▶ [Stated problem 1]: In the coal-supply excerpt, until what date was the memorandum stated to be valid?

▶ [Source text]:
————

On December 5, 2003, Goel sent Kazim an email requesting a "formal offer" for the supply of coal. Id., ¶ 41. Kazim responded via email on December 10, 2003, purporting to submit an "offer" for Adani's "kind acceptance." Doc. No. 129-2, p. 10. The coal being offered to Adani by AMCI Export was apparently being offered so that Adani could resell it to Maharashtra State Electricity Board ("MSEB") and/or Gujuarat Narmada Valley Fertilizer Company Ltd. ("GNFC"). Doc. Nos. 129 & 136, ¶ 42. Thrasher was aware of, and authorized, AMCI India's communication with Adani. Id., ¶ 45. The communication proposed AMCI Export's sale of 65,000 metric ton shipments of steam coal spread evenly between the months of January 2004 and June 2004. Doc. No. 129-2, p. 16. Two optional shipments were also included. Id. A memorandum from Kazim to Mittal stated, in pertinent part, as follows:
We have offered coal of both Chinese and Australian origins. AMCI would back the offered tonnage ex-Australia for its reliable supply & superior quality. However if the MSEB and/or GNFC business is awarded to Adani Exports Ltd (AEL), a portion or all the tonnage could be substituted from China, in AMCI's discretion, subject to the coal with right quality & at right price being available.
If the switchover to China is successful, then the CFR price differential between China & Australia will be split equally between AMCI & AEL.
AMCI reserves the exclusive option/right to supply steam coal of either Australian or Chinese origin. Ocean freight will be worked by both AMCI & AEL. The cheaper offer will be taken into consideration for each shipment.
All other terms shall be mutually agreed. We look forward to your valuable association for this business & thank your good self for the opportunity. Kindly acknowledge receipt of our offer.
Id., pp. 16-18. The memorandum further stated that it was valid until December 20, 2003. Id., p.
18. A copy was sent to Thrasher. Id., p. 16.
Goel responded to Kazim's email on December 10, 2003. Id., p. 13. He indicated that he needed a support letter for GNFC. Id. Kazim forwarded Goel's response to Matheen the next day, accompanied by the notation, "Pls arrange for the supporting letter on priority." Id. A Namoi Mining Pty. Ltd. support letter dated December 10, 2003, and signed by Darlene Miller ("Miller"), was provided. Id., p. 20.

————

▶ [Records for processing]:
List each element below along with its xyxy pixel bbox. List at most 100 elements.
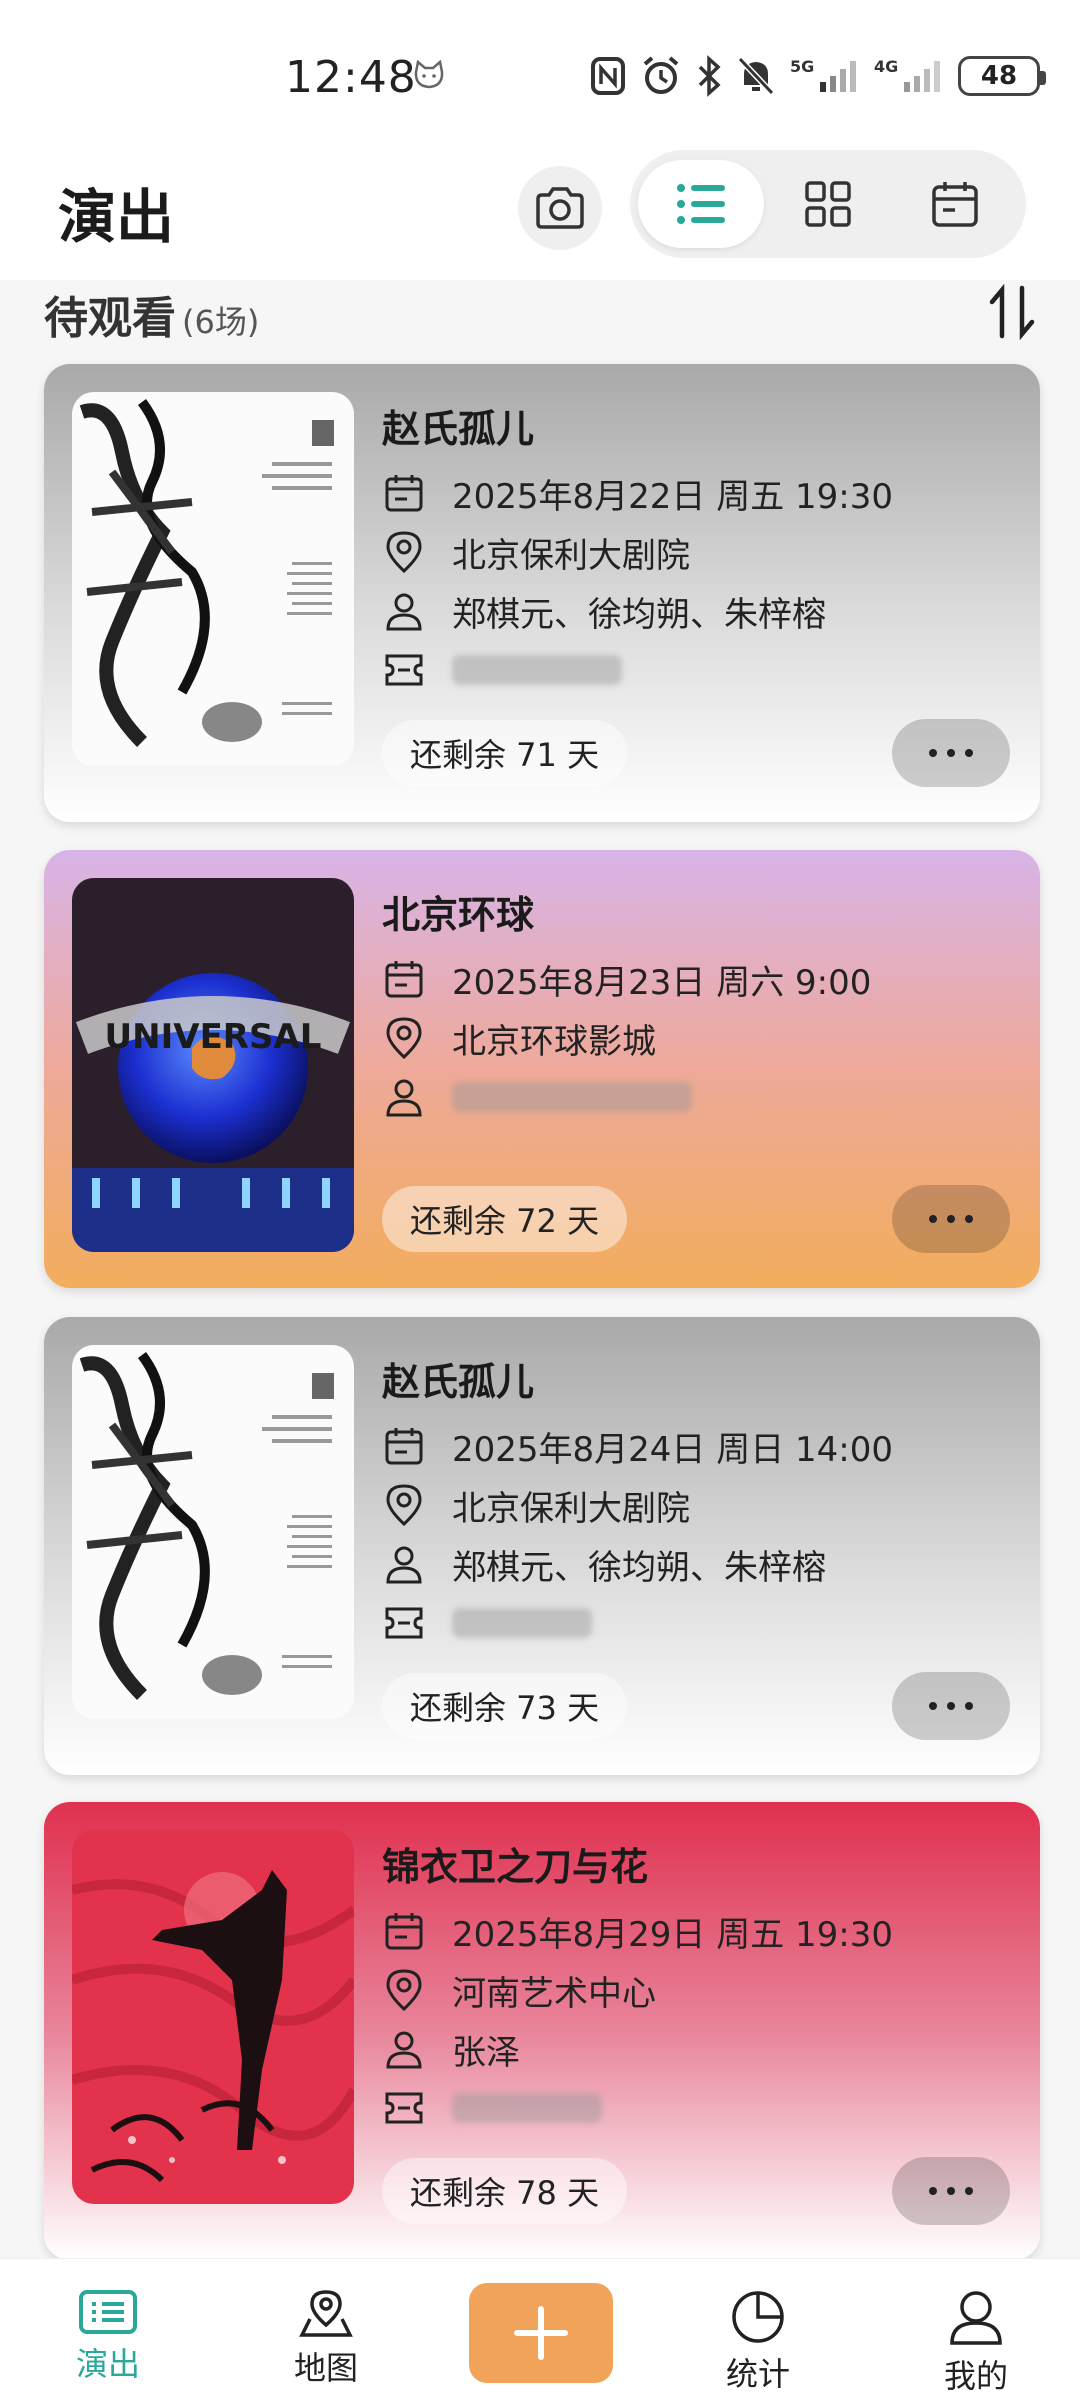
section-title-text: 待观看 bbox=[44, 293, 176, 344]
more-options-button[interactable] bbox=[892, 1672, 1010, 1740]
app-header: 演出 bbox=[0, 150, 1080, 280]
show-venue: 北京环球影城 bbox=[452, 1021, 656, 1062]
location-pin-icon bbox=[382, 1016, 426, 1060]
cat-notification-icon bbox=[414, 60, 444, 89]
page-title: 演出 bbox=[58, 183, 175, 251]
list-view-button[interactable] bbox=[638, 160, 764, 248]
jinyiwei-poster-image bbox=[72, 1830, 354, 2204]
nav-label: 统计 bbox=[725, 2355, 790, 2393]
more-dot-icon bbox=[929, 749, 937, 757]
list-icon bbox=[677, 184, 725, 224]
map-pin-icon bbox=[299, 2290, 353, 2337]
redacted-seat bbox=[452, 655, 622, 685]
more-dot-icon bbox=[947, 2187, 955, 2195]
days-remaining-badge: 还剩余 73 天 bbox=[382, 1673, 628, 1739]
zhao-poster-image bbox=[72, 392, 354, 766]
ticket-row bbox=[382, 645, 622, 695]
date-row: 2025年8月29日 周五 19:30 bbox=[382, 1906, 893, 1956]
status-bar: 12:48 5G 4G 48 bbox=[0, 0, 1080, 150]
more-dot-icon bbox=[929, 1215, 937, 1223]
show-card[interactable]: UNIVERSAL 北京环球 2025年8月23日 周六 9:00 北京环球影城… bbox=[44, 850, 1040, 1288]
show-cast: 张泽 bbox=[452, 2032, 520, 2073]
venue-row: 北京保利大剧院 bbox=[382, 1480, 690, 1530]
more-dot-icon bbox=[965, 1702, 973, 1710]
calendar-icon bbox=[382, 471, 426, 515]
nav-map[interactable]: 地图 bbox=[256, 2289, 396, 2389]
section-count: (6场) bbox=[182, 303, 260, 341]
grid-icon bbox=[805, 181, 851, 227]
person-icon bbox=[382, 2027, 426, 2071]
show-datetime: 2025年8月29日 周五 19:30 bbox=[452, 1914, 894, 1955]
show-card[interactable]: 锦衣卫之刀与花 2025年8月29日 周五 19:30 河南艺术中心 张泽 还剩… bbox=[44, 1802, 1040, 2260]
bluetooth-icon bbox=[698, 55, 721, 97]
camera-button[interactable] bbox=[518, 166, 602, 250]
show-datetime: 2025年8月24日 周日 14:00 bbox=[452, 1429, 894, 1470]
location-pin-icon bbox=[382, 1483, 426, 1527]
redacted-seat bbox=[452, 1608, 592, 1638]
more-options-button[interactable] bbox=[892, 1185, 1010, 1253]
grid-view-button[interactable] bbox=[765, 160, 891, 248]
ticket-icon bbox=[382, 1601, 426, 1645]
cast-row bbox=[382, 1072, 692, 1122]
signal-5g-icon: 5G bbox=[790, 57, 856, 92]
person-icon bbox=[382, 589, 426, 633]
location-pin-icon bbox=[382, 530, 426, 574]
zhao-poster-image bbox=[72, 1345, 354, 1719]
calendar-icon bbox=[932, 182, 978, 227]
redacted-cast bbox=[452, 1082, 692, 1112]
section-title: 待观看 (6场) bbox=[44, 282, 259, 346]
camera-icon bbox=[536, 187, 584, 229]
list-icon bbox=[79, 2290, 137, 2334]
days-remaining-badge: 还剩余 71 天 bbox=[382, 720, 628, 786]
more-dot-icon bbox=[965, 1215, 973, 1223]
calendar-icon bbox=[382, 1424, 426, 1468]
show-title: 北京环球 bbox=[382, 893, 535, 937]
alarm-icon bbox=[643, 56, 679, 94]
more-options-button[interactable] bbox=[892, 719, 1010, 787]
calendar-view-button[interactable] bbox=[892, 160, 1018, 248]
more-dot-icon bbox=[965, 749, 973, 757]
more-dot-icon bbox=[965, 2187, 973, 2195]
show-venue: 北京保利大剧院 bbox=[452, 1488, 690, 1529]
venue-row: 北京保利大剧院 bbox=[382, 527, 690, 577]
calendar-icon bbox=[382, 1909, 426, 1953]
venue-row: 河南艺术中心 bbox=[382, 1965, 656, 2015]
nav-label: 地图 bbox=[293, 2349, 358, 2387]
battery-indicator: 48 bbox=[958, 56, 1046, 96]
universal-logo-text: UNIVERSAL bbox=[105, 1017, 322, 1057]
nfc-icon bbox=[591, 57, 625, 95]
more-dot-icon bbox=[947, 749, 955, 757]
cast-row: 张泽 bbox=[382, 2024, 520, 2074]
sort-icon[interactable] bbox=[988, 284, 1036, 340]
ticket-row bbox=[382, 2083, 602, 2133]
calendar-icon bbox=[382, 957, 426, 1001]
show-datetime: 2025年8月23日 周六 9:00 bbox=[452, 962, 872, 1003]
venue-row: 北京环球影城 bbox=[382, 1013, 656, 1063]
nav-profile[interactable]: 我的 bbox=[906, 2289, 1046, 2397]
show-card[interactable]: 赵氏孤儿 2025年8月22日 周五 19:30 北京保利大剧院 郑棋元、徐均朔… bbox=[44, 364, 1040, 822]
nav-shows[interactable]: 演出 bbox=[38, 2289, 178, 2385]
show-card[interactable]: 赵氏孤儿 2025年8月24日 周日 14:00 北京保利大剧院 郑棋元、徐均朔… bbox=[44, 1317, 1040, 1775]
show-venue: 北京保利大剧院 bbox=[452, 535, 690, 576]
view-mode-toggle bbox=[630, 150, 1026, 258]
nav-label: 演出 bbox=[75, 2345, 140, 2383]
show-title: 锦衣卫之刀与花 bbox=[382, 1845, 649, 1889]
more-options-button[interactable] bbox=[892, 2157, 1010, 2225]
add-show-button[interactable] bbox=[469, 2283, 613, 2383]
date-row: 2025年8月24日 周日 14:00 bbox=[382, 1421, 893, 1471]
bottom-navigation: 演出 地图 统计 我的 bbox=[0, 2258, 1080, 2400]
network-label-1: 5G bbox=[790, 57, 814, 76]
more-dot-icon bbox=[929, 1702, 937, 1710]
redacted-seat bbox=[452, 2093, 602, 2123]
person-icon bbox=[382, 1075, 426, 1119]
more-dot-icon bbox=[947, 1702, 955, 1710]
show-title: 赵氏孤儿 bbox=[382, 1360, 535, 1404]
more-dot-icon bbox=[947, 1215, 955, 1223]
show-cast: 郑棋元、徐均朔、朱梓榕 bbox=[452, 594, 826, 635]
signal-4g-icon: 4G bbox=[874, 57, 940, 92]
universal-poster-image: UNIVERSAL bbox=[72, 878, 354, 1252]
date-row: 2025年8月22日 周五 19:30 bbox=[382, 468, 893, 518]
location-pin-icon bbox=[382, 1968, 426, 2012]
ticket-icon bbox=[382, 648, 426, 692]
nav-statistics[interactable]: 统计 bbox=[688, 2289, 828, 2395]
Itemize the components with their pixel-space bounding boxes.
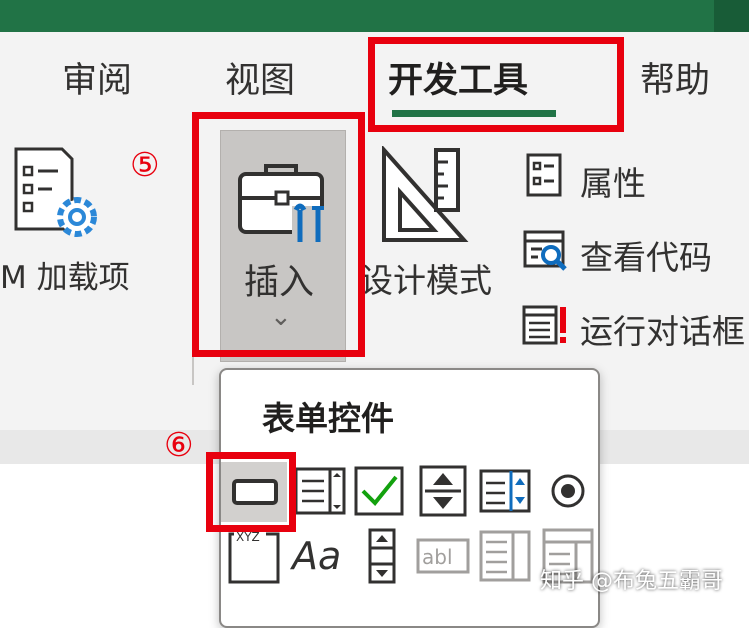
group-box-icon[interactable]: XYZ — [226, 528, 282, 584]
tab-review[interactable]: 审阅 — [62, 52, 132, 103]
run-dialog-icon[interactable] — [522, 302, 568, 348]
watermark: 知乎 @布兔五霸哥 — [540, 569, 723, 594]
window-title-bar-corner — [714, 0, 749, 32]
scroll-bar-icon[interactable] — [354, 528, 410, 584]
tab-view[interactable]: 视图 — [225, 52, 295, 103]
run-dialog-label[interactable]: 运行对话框 — [580, 305, 745, 353]
list-box-icon[interactable] — [477, 463, 533, 519]
option-button-icon[interactable] — [540, 463, 596, 519]
view-code-icon[interactable] — [522, 227, 568, 273]
label-icon[interactable]: Aa — [292, 534, 341, 578]
view-code-label[interactable]: 查看代码 — [580, 231, 712, 279]
properties-label[interactable]: 属性 — [580, 157, 646, 205]
spin-button-icon[interactable] — [415, 463, 471, 519]
annotation-box-developer-tab — [368, 37, 624, 132]
design-mode-label[interactable]: 设计模式 — [360, 254, 492, 302]
annotation-box-button-control — [206, 452, 296, 532]
step-5-marker: ⑤ — [130, 145, 160, 184]
svg-text:XYZ: XYZ — [236, 530, 260, 544]
svg-text:abl: abl — [422, 545, 453, 569]
design-mode-icon[interactable] — [378, 146, 474, 250]
step-6-marker: ⑥ — [164, 425, 194, 464]
com-addins-icon[interactable] — [10, 145, 110, 245]
properties-icon[interactable] — [522, 152, 568, 198]
com-addins-label[interactable]: M 加载项 — [0, 252, 130, 297]
tab-help[interactable]: 帮助 — [640, 52, 710, 103]
text-field-icon: abl — [416, 538, 470, 574]
form-controls-title: 表单控件 — [262, 399, 394, 438]
check-box-icon[interactable] — [351, 463, 407, 519]
combo-box-icon[interactable] — [292, 463, 348, 519]
annotation-box-insert — [192, 112, 365, 357]
window-title-bar — [0, 0, 749, 32]
combo-list-edit-icon — [479, 530, 531, 582]
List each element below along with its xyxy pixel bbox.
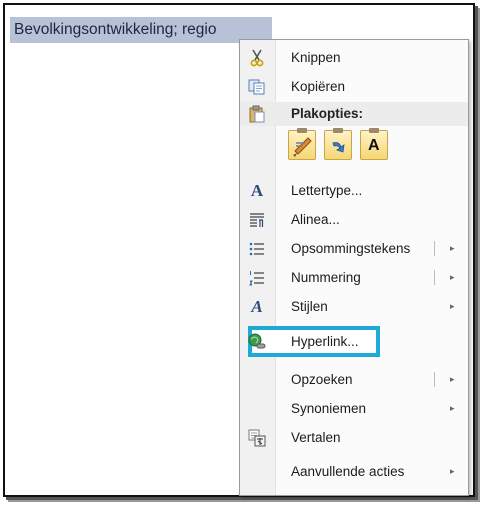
menu-item-translate[interactable]: Vertalen — [240, 424, 468, 451]
submenu-arrow-icon[interactable]: ▸ — [450, 264, 455, 291]
font-icon: A — [250, 181, 264, 200]
scissors-icon — [248, 49, 266, 67]
menu-item-label: Knippen — [291, 50, 341, 65]
paste-keep-source-button[interactable] — [288, 128, 316, 160]
menu-item-hyperlink[interactable]: Hyperlink... — [240, 328, 468, 355]
menu-item-paragraph[interactable]: Alinea... — [240, 206, 468, 233]
copy-icon — [248, 78, 266, 96]
document-frame: Bevolkingsontwikkeling; regio Knippen Ko… — [3, 3, 475, 497]
submenu-arrow-icon: ▸ — [450, 466, 455, 476]
submenu-arrow-icon: ▸ — [450, 301, 455, 311]
submenu-separator — [434, 270, 435, 285]
numbering-icon — [248, 269, 266, 287]
menu-item-additional-actions[interactable]: Aanvullende acties ▸ — [240, 458, 468, 485]
menu-item-label: Synoniemen — [291, 401, 367, 416]
menu-item-label: Alinea... — [291, 212, 340, 227]
menu-item-label: Lettertype... — [291, 183, 363, 198]
menu-item-styles[interactable]: A Stijlen ▸ — [240, 293, 468, 320]
menu-item-bullets[interactable]: Opsommingstekens ▸ — [240, 235, 468, 262]
hyperlink-icon — [248, 333, 266, 351]
submenu-arrow-icon[interactable]: ▸ — [450, 366, 455, 393]
menu-item-copy[interactable]: Kopiëren — [240, 73, 468, 100]
selected-text[interactable]: Bevolkingsontwikkeling; regio — [10, 17, 272, 43]
paste-merge-button[interactable] — [324, 128, 352, 160]
menu-item-font[interactable]: A Lettertype... — [240, 177, 468, 204]
submenu-arrow-icon[interactable]: ▸ — [450, 235, 455, 262]
menu-item-synonyms[interactable]: Synoniemen ▸ — [240, 395, 468, 422]
menu-item-label: Kopiëren — [291, 79, 346, 94]
menu-item-cut[interactable]: Knippen — [240, 44, 468, 71]
menu-item-label: Opzoeken — [291, 372, 353, 387]
menu-item-label: Stijlen — [291, 299, 328, 314]
styles-icon: A — [251, 297, 263, 316]
menu-item-lookup[interactable]: Opzoeken ▸ — [240, 366, 468, 393]
paste-text-only-button[interactable]: A — [360, 128, 388, 160]
menu-item-numbering[interactable]: Nummering ▸ — [240, 264, 468, 291]
paste-icon — [248, 105, 266, 123]
menu-item-label: Vertalen — [291, 430, 341, 445]
menu-item-label: Nummering — [291, 270, 361, 285]
paste-options-label: Plakopties: — [291, 106, 364, 121]
translate-icon — [248, 429, 266, 447]
merge-paste-icon — [332, 142, 345, 153]
menu-item-label: Opsommingstekens — [291, 241, 411, 256]
context-menu: Knippen Kopiëren Plakopties: A A Lettert… — [239, 39, 469, 496]
submenu-arrow-icon: ▸ — [450, 403, 455, 413]
brush-paste-icon — [293, 137, 312, 157]
text-only-paste-icon: A — [368, 137, 380, 154]
menu-item-label: Hyperlink... — [291, 334, 359, 349]
bullets-icon — [248, 240, 266, 258]
submenu-separator — [434, 241, 435, 256]
submenu-separator — [434, 372, 435, 387]
paste-options-header: Plakopties: — [240, 102, 468, 126]
menu-item-label: Aanvullende acties — [291, 464, 405, 479]
paragraph-icon — [248, 211, 266, 229]
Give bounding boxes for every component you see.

————

▶ [Stated problem 2]: Return, verbatim, the part of the listing that opens with the line containing "section-title-text: 待观看 bbox=[44, 293, 176, 344]" and closes with the line containing "ticket-row bbox=[382, 645, 622, 695]", with both of those lines included.

▶ [Solution 1]: December 20, 2003.

▶ [Solution 2]:
section-title-text: 待观看 bbox=[44, 293, 176, 344]
more-options-button[interactable] bbox=[892, 1672, 1010, 1740]
app-header: 演出 bbox=[0, 150, 1080, 280]
show-venue: 北京环球影城 bbox=[452, 1021, 656, 1062]
location-pin-icon bbox=[382, 1016, 426, 1060]
cat-notification-icon bbox=[414, 60, 444, 89]
page-title: 演出 bbox=[58, 183, 175, 251]
list-view-button[interactable] bbox=[638, 160, 764, 248]
jinyiwei-poster-image bbox=[72, 1830, 354, 2204]
nav-label: 统计 bbox=[725, 2355, 790, 2393]
more-dot-icon bbox=[929, 749, 937, 757]
list-icon bbox=[677, 184, 725, 224]
map-pin-icon bbox=[299, 2290, 353, 2337]
redacted-seat bbox=[452, 655, 622, 685]
more-dot-icon bbox=[947, 2187, 955, 2195]
days-remaining-badge: 还剩余 73 天 bbox=[382, 1673, 628, 1739]
zhao-poster-image bbox=[72, 392, 354, 766]
ticket-row bbox=[382, 645, 622, 695]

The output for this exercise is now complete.